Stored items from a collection
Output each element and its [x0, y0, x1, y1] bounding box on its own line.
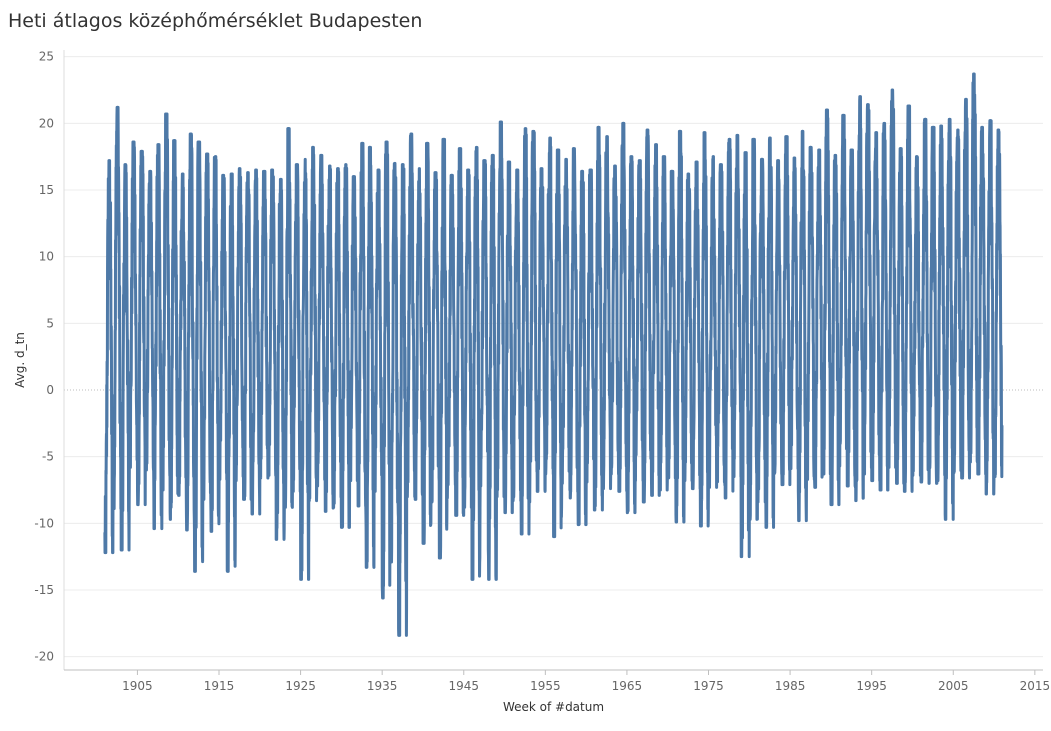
- y-tick-label: 25: [39, 50, 54, 64]
- x-tick-label: 1975: [693, 679, 724, 693]
- y-tick-label: 15: [39, 183, 54, 197]
- temperature-series-line: [103, 72, 1004, 637]
- x-tick-labels: 1905 1915 1925 1935 1945 1955 1965 1975 1985 1995…: [122, 670, 1050, 693]
- y-tick-labels: 25 20 15 10 5 0 -5 -10 -15 -20: [34, 50, 54, 664]
- x-tick-label: 2015: [1020, 679, 1051, 693]
- x-tick-label: 1955: [530, 679, 561, 693]
- chart-title: Heti átlagos középhőmérséklet Budapesten: [8, 10, 423, 32]
- series-layer: [103, 72, 1004, 637]
- y-tick-label: 20: [39, 116, 54, 130]
- y-tick-label: -20: [34, 650, 54, 664]
- x-tick-label: 1925: [285, 679, 316, 693]
- y-tick-label: 10: [39, 250, 54, 264]
- y-tick-label: 0: [46, 383, 54, 397]
- x-tick-label: 1905: [122, 679, 153, 693]
- x-tick-label: 1945: [448, 679, 479, 693]
- x-tick-label: 1985: [775, 679, 806, 693]
- x-tick-label: 1965: [612, 679, 643, 693]
- y-tick-label: -5: [42, 450, 54, 464]
- y-tick-label: -10: [34, 516, 54, 530]
- x-tick-label: 1915: [204, 679, 235, 693]
- x-axis-title: Week of #datum: [503, 700, 604, 714]
- x-tick-label: 1935: [367, 679, 398, 693]
- y-axis-title: Avg. d_tn: [13, 332, 27, 388]
- y-tick-label: 5: [46, 316, 54, 330]
- x-tick-label: 2005: [938, 679, 969, 693]
- axes: [63, 50, 1043, 671]
- y-tick-label: -15: [34, 583, 54, 597]
- x-tick-label: 1995: [856, 679, 887, 693]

Set task
Turn every line of the records above into a Markdown table with the columns n and Line, numbering the rows and skipping blank lines. Leave the pictures out of the answer.

Output of the task
| n | Line |
|---|---|
| 1 | Output each element and its [x0, y0, x1, y1] bounding box on its own line. |
| 2 | - y-tick-label: 25: [39, 50, 54, 64] |
| 3 | - x-tick-label: 1975: [693, 679, 724, 693] |
| 4 | - y-tick-label: 15: [39, 183, 54, 197] |
| 5 | - temperature-series-line: [103, 72, 1004, 637] |
| 6 | - x-tick-labels: 1905 1915 1925 1935 1945 1955 1965 1975 1985 1995…: [122, 670, 1050, 693] |
| 7 | - y-tick-labels: 25 20 15 10 5 0 -5 -10 -15 -20: [34, 50, 54, 664] |
| 8 | - x-tick-label: 2015: [1020, 679, 1051, 693] |
| 9 | - x-tick-label: 1955: [530, 679, 561, 693] |
| 10 | - chart-title: Heti átlagos középhőmérséklet Budapesten: [8, 10, 423, 32] |
| 11 | - series-layer: [103, 72, 1004, 637] |
| 12 | - y-tick-label: 20: [39, 116, 54, 130] |
| 13 | - y-tick-label: -20: [34, 650, 54, 664] |
| 14 | - x-tick-label: 1925: [285, 679, 316, 693] |
| 15 | - y-tick-label: 10: [39, 250, 54, 264] |
| 16 | - y-tick-label: 0: [46, 383, 54, 397] |
| 17 | - x-tick-label: 1905: [122, 679, 153, 693] |
| 18 | - x-tick-label: 1945: [448, 679, 479, 693] |
| 19 | - x-tick-label: 1985: [775, 679, 806, 693] |
| 20 | - x-tick-label: 1965: [612, 679, 643, 693] |
| 21 | - y-tick-label: -5: [42, 450, 54, 464] |
| 22 | - y-tick-label: -10: [34, 516, 54, 530] |
| 23 | - x-tick-label: 1915: [204, 679, 235, 693] |
| 24 | - x-axis-title: Week of #datum: [503, 700, 604, 714] |
| 25 | - x-tick-label: 1935: [367, 679, 398, 693] |
| 26 | - y-axis-title: Avg. d_tn: [13, 332, 27, 388] |
| 27 | - y-tick-label: 5: [46, 316, 54, 330] |
| 28 | - x-tick-label: 2005: [938, 679, 969, 693] |
| 29 | - axes: [63, 50, 1043, 671] |
| 30 | - y-tick-label: -15: [34, 583, 54, 597] |
| 31 | - x-tick-label: 1995: [856, 679, 887, 693] |